__SOURCE RECORDS__:
====

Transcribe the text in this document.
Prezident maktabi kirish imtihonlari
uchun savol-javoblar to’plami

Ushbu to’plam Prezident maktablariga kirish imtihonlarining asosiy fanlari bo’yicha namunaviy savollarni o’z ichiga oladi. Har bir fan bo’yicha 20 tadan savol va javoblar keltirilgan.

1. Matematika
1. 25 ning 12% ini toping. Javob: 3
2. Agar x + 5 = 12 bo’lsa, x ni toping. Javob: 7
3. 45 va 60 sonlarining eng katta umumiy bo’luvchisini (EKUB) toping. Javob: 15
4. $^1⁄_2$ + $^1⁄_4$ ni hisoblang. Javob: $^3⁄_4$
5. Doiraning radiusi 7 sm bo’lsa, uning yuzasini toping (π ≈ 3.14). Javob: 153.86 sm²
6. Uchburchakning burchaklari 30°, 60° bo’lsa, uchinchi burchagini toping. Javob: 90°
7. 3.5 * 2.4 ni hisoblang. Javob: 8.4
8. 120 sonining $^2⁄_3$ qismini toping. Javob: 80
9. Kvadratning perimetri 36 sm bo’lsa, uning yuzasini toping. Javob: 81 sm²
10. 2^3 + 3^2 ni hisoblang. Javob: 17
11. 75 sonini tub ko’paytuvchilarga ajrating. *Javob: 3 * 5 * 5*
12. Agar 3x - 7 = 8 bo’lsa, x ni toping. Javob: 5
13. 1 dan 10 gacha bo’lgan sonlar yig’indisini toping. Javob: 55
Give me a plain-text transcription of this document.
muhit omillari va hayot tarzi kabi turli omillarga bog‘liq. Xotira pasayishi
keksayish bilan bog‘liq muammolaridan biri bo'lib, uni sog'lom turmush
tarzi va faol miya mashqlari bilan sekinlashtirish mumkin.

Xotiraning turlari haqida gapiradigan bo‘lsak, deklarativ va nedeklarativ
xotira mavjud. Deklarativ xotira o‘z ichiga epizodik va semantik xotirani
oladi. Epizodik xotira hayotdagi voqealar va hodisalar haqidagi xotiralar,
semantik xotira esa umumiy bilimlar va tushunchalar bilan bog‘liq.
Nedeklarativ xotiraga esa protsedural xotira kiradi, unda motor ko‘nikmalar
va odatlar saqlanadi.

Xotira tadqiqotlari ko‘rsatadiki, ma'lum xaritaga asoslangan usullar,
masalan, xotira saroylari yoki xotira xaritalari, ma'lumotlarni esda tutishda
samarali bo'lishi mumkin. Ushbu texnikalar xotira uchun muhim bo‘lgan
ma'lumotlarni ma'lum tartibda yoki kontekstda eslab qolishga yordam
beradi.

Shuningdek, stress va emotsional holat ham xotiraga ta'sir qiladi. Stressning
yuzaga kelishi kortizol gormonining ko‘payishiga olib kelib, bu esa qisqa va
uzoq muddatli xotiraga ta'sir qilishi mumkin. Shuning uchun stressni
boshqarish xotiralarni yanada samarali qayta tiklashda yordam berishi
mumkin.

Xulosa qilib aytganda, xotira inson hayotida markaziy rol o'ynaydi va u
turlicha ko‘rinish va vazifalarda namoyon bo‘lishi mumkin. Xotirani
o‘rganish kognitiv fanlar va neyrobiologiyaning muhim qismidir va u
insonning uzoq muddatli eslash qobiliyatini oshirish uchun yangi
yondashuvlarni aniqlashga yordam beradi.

====

__WHAT YOU HAVE TO DO__:
Extract all lines as given.

__SOLUTION FOR THIS EXERCISE__:
Transcribe the text in this document.
Prezident maktabi kirish imtihonlari
uchun savol-javoblar to’plami

Ushbu to’plam Prezident maktablariga kirish imtihonlarining asosiy fanlari bo’yicha namunaviy savollarni o’z ichiga oladi. Har bir fan bo’yicha 20 tadan savol va javoblar keltirilgan.

1. Matematika
1. 25 ning 12% ini toping. Javob: 3
2. Agar x + 5 = 12 bo’lsa, x ni toping. Javob: 7
3. 45 va 60 sonlarining eng katta umumiy bo’luvchisini (EKUB) toping. Javob: 15
4. $^1⁄_2$ + $^1⁄_4$ ni hisoblang. Javob: $^3⁄_4$
5. Doiraning radiusi 7 sm bo’lsa, uning yuzasini toping (π ≈ 3.14). Javob: 153.86 sm²
6. Uchburchakning burchaklari 30°, 60° bo’lsa, uchinchi burchagini toping. Javob: 90°
7. 3.5 * 2.4 ni hisoblang. Javob: 8.4
8. 120 sonining $^2⁄_3$ qismini toping. Javob: 80
9. Kvadratning perimetri 36 sm bo’lsa, uning yuzasini toping. Javob: 81 sm²
10. 2^3 + 3^2 ni hisoblang. Javob: 17
11. 75 sonini tub ko’paytuvchilarga ajrating. *Javob: 3 * 5 * 5*
12. Agar 3x - 7 = 8 bo’lsa, x ni toping. Javob: 5
13. 1 dan 10 gacha bo’lgan sonlar yig’indisini toping. Javob: 55
Give me a plain-text transcription of this document.
muhit omillari va hayot tarzi kabi turli omillarga bog‘liq. Xotira pasayishi
keksayish bilan bog‘liq muammolaridan biri bo'lib, uni sog'lom turmush
tarzi va faol miya mashqlari bilan sekinlashtirish mumkin.

Xotiraning turlari haqida gapiradigan bo‘lsak, deklarativ va nedeklarativ
xotira mavjud. Deklarativ xotira o‘z ichiga epizodik va semantik xotirani
oladi. Epizodik xotira hayotdagi voqealar va hodisalar haqidagi xotiralar,
semantik xotira esa umumiy bilimlar va tushunchalar bilan bog‘liq.
Nedeklarativ xotiraga esa protsedural xotira kiradi, unda motor ko‘nikmalar
va odatlar saqlanadi.

Xotira tadqiqotlari ko‘rsatadiki, ma'lum xaritaga asoslangan usullar,
masalan, xotira saroylari yoki xotira xaritalari, ma'lumotlarni esda tutishda
samarali bo'lishi mumkin. Ushbu texnikalar xotira uchun muhim bo‘lgan
ma'lumotlarni ma'lum tartibda yoki kontekstda eslab qolishga yordam
beradi.

Shuningdek, stress va emotsional holat ham xotiraga ta'sir qiladi. Stressning
yuzaga kelishi kortizol gormonining ko‘payishiga olib kelib, bu esa qisqa va
uzoq muddatli xotiraga ta'sir qilishi mumkin. Shuning uchun stressni
boshqarish xotiralarni yanada samarali qayta tiklashda yordam berishi
mumkin.

Xulosa qilib aytganda, xotira inson hayotida markaziy rol o'ynaydi va u
turlicha ko‘rinish va vazifalarda namoyon bo‘lishi mumkin. Xotirani
o‘rganish kognitiv fanlar va neyrobiologiyaning muhim qismidir va u
insonning uzoq muddatli eslash qobiliyatini oshirish uchun yangi
yondashuvlarni aniqlashga yordam beradi.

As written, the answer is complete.